Problem requirements: Extract all lines that hold "habitantes" from the records below.

(Figure contents as structured data)
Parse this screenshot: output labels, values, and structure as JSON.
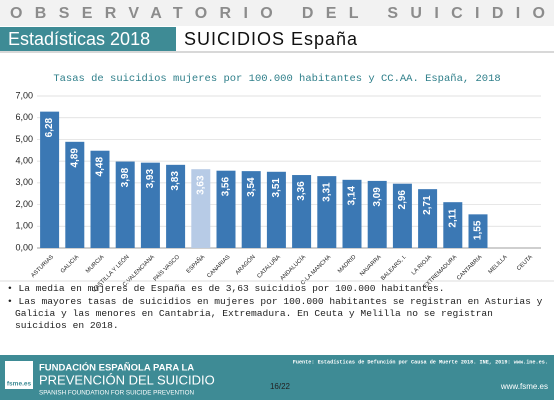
{
  "header": {
    "banner": "OBSERVATORIO DEL SUICIDIO",
    "section": "Estadísticas 2018",
    "topic": "SUICIDIOS España"
  },
  "chart_data": {
    "type": "bar",
    "title": "Tasas de suicidios mujeres por 100.000 habitantes y CC.AA. España, 2018",
    "categories": [
      "ASTURIAS",
      "GALICIA",
      "MURCIA",
      "CASTILLA Y LEÓN",
      "C.VALENCIANA",
      "PAÍS VASCO",
      "ESPAÑA",
      "CANARIAS",
      "ARAGÓN",
      "CATALUÑA",
      "ANDALUCÍA",
      "C-LA MANCHA",
      "MADRID",
      "NAVARRA",
      "BALEARS, I.",
      "LA RIOJA",
      "EXTREMADURA",
      "CANTABRIA",
      "MELILLA",
      "CEUTA"
    ],
    "values": [
      6.28,
      4.89,
      4.48,
      3.98,
      3.93,
      3.83,
      3.63,
      3.56,
      3.54,
      3.51,
      3.36,
      3.31,
      3.14,
      3.09,
      2.96,
      2.71,
      2.11,
      1.55,
      null,
      null
    ],
    "value_labels": [
      "6,28",
      "4,89",
      "4,48",
      "3,98",
      "3,93",
      "3,83",
      "3,63",
      "3,56",
      "3,54",
      "3,51",
      "3,36",
      "3,31",
      "3,14",
      "3,09",
      "2,96",
      "2,71",
      "2,11",
      "1,55",
      null,
      null
    ],
    "colors": [
      "#3b78b4",
      "#3b78b4",
      "#3b78b4",
      "#3b78b4",
      "#3b78b4",
      "#3b78b4",
      "#b7cbe6",
      "#3b78b4",
      "#3b78b4",
      "#3b78b4",
      "#3b78b4",
      "#3b78b4",
      "#3b78b4",
      "#3b78b4",
      "#3b78b4",
      "#3b78b4",
      "#3b78b4",
      "#3b78b4",
      "#3b78b4",
      "#3b78b4"
    ],
    "ylim": [
      0,
      7
    ],
    "yticks": [
      {
        "value": 0,
        "label": "0,00"
      },
      {
        "value": 1,
        "label": "1,00"
      },
      {
        "value": 2,
        "label": "2,00"
      },
      {
        "value": 3,
        "label": "3,00"
      },
      {
        "value": 4,
        "label": "4,00"
      },
      {
        "value": 5,
        "label": "5,00"
      },
      {
        "value": 6,
        "label": "6,00"
      },
      {
        "value": 7,
        "label": "7,00"
      }
    ],
    "grid": true
  },
  "bullets": [
    "La media en mujeres de España es de 3,63 suicidios por 100.000 habitantes.",
    "Las mayores tasas de suicidios en mujeres por 100.000 habitantes se registran en Asturias y Galicia y las menores en Cantabria, Extremadura. En Ceuta y Melilla no se registran suicidios en 2018."
  ],
  "footer": {
    "source": "Fuente: Estadísticas de Defunción por Causa de Muerte 2018. INE, 2019: www.ine.es.",
    "logo_mark": "fsme.es",
    "org_line1": "FUNDACIÓN ESPAÑOLA PARA LA",
    "org_line2": "PREVENCIÓN DEL SUICIDIO",
    "org_line3": "SPANISH FOUNDATION FOR SUICIDE PREVENTION",
    "page": "16/22",
    "url": "www.fsme.es"
  }
}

Exercise output:
    "title": "Tasas de suicidios mujeres por 100.000 habitantes y CC.AA. España, 2018",
    "La media en mujeres de España es de 3,63 suicidios por 100.000 habitantes.",
    "Las mayores tasas de suicidios en mujeres por 100.000 habitantes se registran en Asturias y Galicia y las menores en Cantabria, Extremadura. En Ceuta y Melilla no se registran suicidios en 2018."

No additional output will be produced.